(Dataset records)
++++++++

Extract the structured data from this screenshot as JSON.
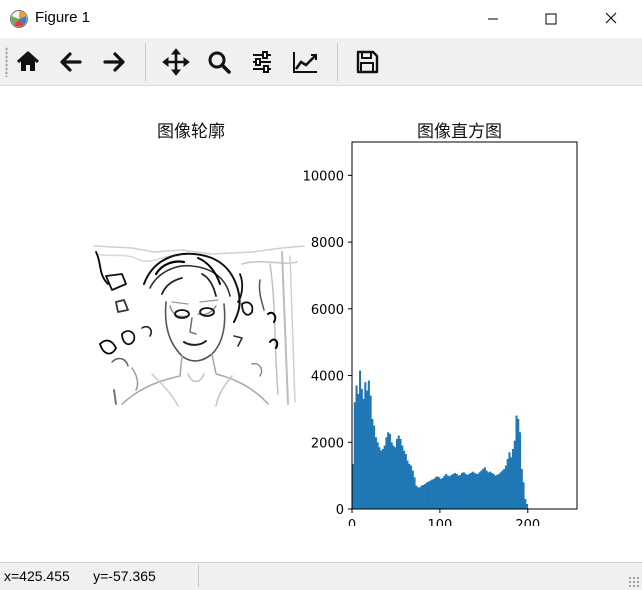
{
  "window": {
    "title": "Figure 1",
    "controls": [
      "minimize",
      "maximize",
      "close"
    ]
  },
  "toolbar": {
    "buttons": [
      {
        "name": "home",
        "icon": "home-icon"
      },
      {
        "name": "back",
        "icon": "arrow-left-icon"
      },
      {
        "name": "forward",
        "icon": "arrow-right-icon"
      },
      {
        "name": "pan",
        "icon": "move-icon"
      },
      {
        "name": "zoom",
        "icon": "magnifier-icon"
      },
      {
        "name": "configure-subplots",
        "icon": "sliders-icon"
      },
      {
        "name": "edit-axis",
        "icon": "line-chart-icon"
      },
      {
        "name": "save",
        "icon": "floppy-disk-icon"
      }
    ]
  },
  "figure": {
    "left_title": "图像轮廓",
    "right_title": "图像直方图"
  },
  "chart_data": {
    "type": "bar",
    "title": "图像直方图",
    "xlabel": "",
    "ylabel": "",
    "xlim": [
      0,
      256
    ],
    "ylim": [
      0,
      11000
    ],
    "xticks": [
      0,
      100,
      200
    ],
    "yticks": [
      0,
      2000,
      4000,
      6000,
      8000,
      10000
    ],
    "xtick_labels": [
      "0",
      "100",
      "200"
    ],
    "ytick_labels": [
      "0",
      "2000",
      "4000",
      "6000",
      "8000",
      "10000"
    ],
    "bar_color": "#1f77b4",
    "bin_width": 2,
    "bin_starts": [
      0,
      2,
      4,
      6,
      8,
      10,
      12,
      14,
      16,
      18,
      20,
      22,
      24,
      26,
      28,
      30,
      32,
      34,
      36,
      38,
      40,
      42,
      44,
      46,
      48,
      50,
      52,
      54,
      56,
      58,
      60,
      62,
      64,
      66,
      68,
      70,
      72,
      74,
      76,
      78,
      80,
      82,
      84,
      86,
      88,
      90,
      92,
      94,
      96,
      98,
      100,
      102,
      104,
      106,
      108,
      110,
      112,
      114,
      116,
      118,
      120,
      122,
      124,
      126,
      128,
      130,
      132,
      134,
      136,
      138,
      140,
      142,
      144,
      146,
      148,
      150,
      152,
      154,
      156,
      158,
      160,
      162,
      164,
      166,
      168,
      170,
      172,
      174,
      176,
      178,
      180,
      182,
      184,
      186,
      188,
      190,
      192,
      194,
      196,
      198,
      200,
      202,
      204,
      206,
      208,
      210,
      212,
      214,
      216,
      218,
      220,
      222,
      224,
      226,
      228,
      230,
      232,
      234,
      236,
      238,
      240,
      242,
      244,
      246,
      248,
      250,
      252,
      254
    ],
    "counts": [
      1350,
      3200,
      3700,
      3450,
      4150,
      3600,
      3300,
      3800,
      3550,
      3850,
      3400,
      2700,
      2500,
      2150,
      2000,
      1850,
      1750,
      1800,
      1900,
      2150,
      2300,
      2250,
      2000,
      1900,
      1850,
      2100,
      2200,
      2100,
      1900,
      1750,
      1650,
      1450,
      1350,
      1300,
      1150,
      950,
      700,
      650,
      650,
      700,
      720,
      750,
      800,
      820,
      850,
      880,
      900,
      950,
      980,
      950,
      900,
      930,
      1000,
      1050,
      1000,
      980,
      1020,
      1050,
      1080,
      1050,
      1000,
      1020,
      1080,
      1100,
      1060,
      1020,
      1050,
      1080,
      1120,
      1090,
      1060,
      1050,
      1100,
      1150,
      1200,
      1250,
      1150,
      1100,
      1120,
      1080,
      1050,
      1000,
      1020,
      1050,
      1100,
      1150,
      1200,
      1300,
      1500,
      1700,
      1550,
      1800,
      2050,
      2800,
      2700,
      2300,
      1200,
      800,
      300,
      150
    ]
  }
}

++++++++

■ EXERCISE GOAL ■
Copy every record above exactly, leaving out any pictures.

■ EXERCISE OUTPUT ■
Extract the structured data from this screenshot as JSON.
{
  "window": {
    "title": "Figure 1",
    "controls": [
      "minimize",
      "maximize",
      "close"
    ]
  },
  "toolbar": {
    "buttons": [
      {
        "name": "home",
        "icon": "home-icon"
      },
      {
        "name": "back",
        "icon": "arrow-left-icon"
      },
      {
        "name": "forward",
        "icon": "arrow-right-icon"
      },
      {
        "name": "pan",
        "icon": "move-icon"
      },
      {
        "name": "zoom",
        "icon": "magnifier-icon"
      },
      {
        "name": "configure-subplots",
        "icon": "sliders-icon"
      },
      {
        "name": "edit-axis",
        "icon": "line-chart-icon"
      },
      {
        "name": "save",
        "icon": "floppy-disk-icon"
      }
    ]
  },
  "figure": {
    "left_title": "图像轮廓",
    "right_title": "图像直方图"
  },
  "chart_data": {
    "type": "bar",
    "title": "图像直方图",
    "xlabel": "",
    "ylabel": "",
    "xlim": [
      0,
      256
    ],
    "ylim": [
      0,
      11000
    ],
    "xticks": [
      0,
      100,
      200
    ],
    "yticks": [
      0,
      2000,
      4000,
      6000,
      8000,
      10000
    ],
    "xtick_labels": [
      "0",
      "100",
      "200"
    ],
    "ytick_labels": [
      "0",
      "2000",
      "4000",
      "6000",
      "8000",
      "10000"
    ],
    "bar_color": "#1f77b4",
    "bin_width": 2,
    "bin_starts": [
      0,
      2,
      4,
      6,
      8,
      10,
      12,
      14,
      16,
      18,
      20,
      22,
      24,
      26,
      28,
      30,
      32,
      34,
      36,
      38,
      40,
      42,
      44,
      46,
      48,
      50,
      52,
      54,
      56,
      58,
      60,
      62,
      64,
      66,
      68,
      70,
      72,
      74,
      76,
      78,
      80,
      82,
      84,
      86,
      88,
      90,
      92,
      94,
      96,
      98,
      100,
      102,
      104,
      106,
      108,
      110,
      112,
      114,
      116,
      118,
      120,
      122,
      124,
      126,
      128,
      130,
      132,
      134,
      136,
      138,
      140,
      142,
      144,
      146,
      148,
      150,
      152,
      154,
      156,
      158,
      160,
      162,
      164,
      166,
      168,
      170,
      172,
      174,
      176,
      178,
      180,
      182,
      184,
      186,
      188,
      190,
      192,
      194,
      196,
      198,
      200,
      202,
      204,
      206,
      208,
      210,
      212,
      214,
      216,
      218,
      220,
      222,
      224,
      226,
      228,
      230,
      232,
      234,
      236,
      238,
      240,
      242,
      244,
      246,
      248,
      250,
      252,
      254
    ],
    "counts": [
      1350,
      3200,
      3700,
      3450,
      4150,
      3600,
      3300,
      3800,
      3550,
      3850,
      3400,
      2700,
      2500,
      2150,
      2000,
      1850,
      1750,
      1800,
      1900,
      2150,
      2300,
      2250,
      2000,
      1900,
      1850,
      2100,
      2200,
      2100,
      1900,
      1750,
      1650,
      1450,
      1350,
      1300,
      1150,
      950,
      700,
      650,
      650,
      700,
      720,
      750,
      800,
      820,
      850,
      880,
      900,
      950,
      980,
      950,
      900,
      930,
      1000,
      1050,
      1000,
      980,
      1020,
      1050,
      1080,
      1050,
      1000,
      1020,
      1080,
      1100,
      1060,
      1020,
      1050,
      1080,
      1120,
      1090,
      1060,
      1050,
      1100,
      1150,
      1200,
      1250,
      1150,
      1100,
      1120,
      1080,
      1050,
      1000,
      1020,
      1050,
      1100,
      1150,
      1200,
      1300,
      1500,
      1700,
      1550,
      1800,
      2050,
      2800,
      2700,
      2300,
      1200,
      800,
      300,
      150
    ]
  }
}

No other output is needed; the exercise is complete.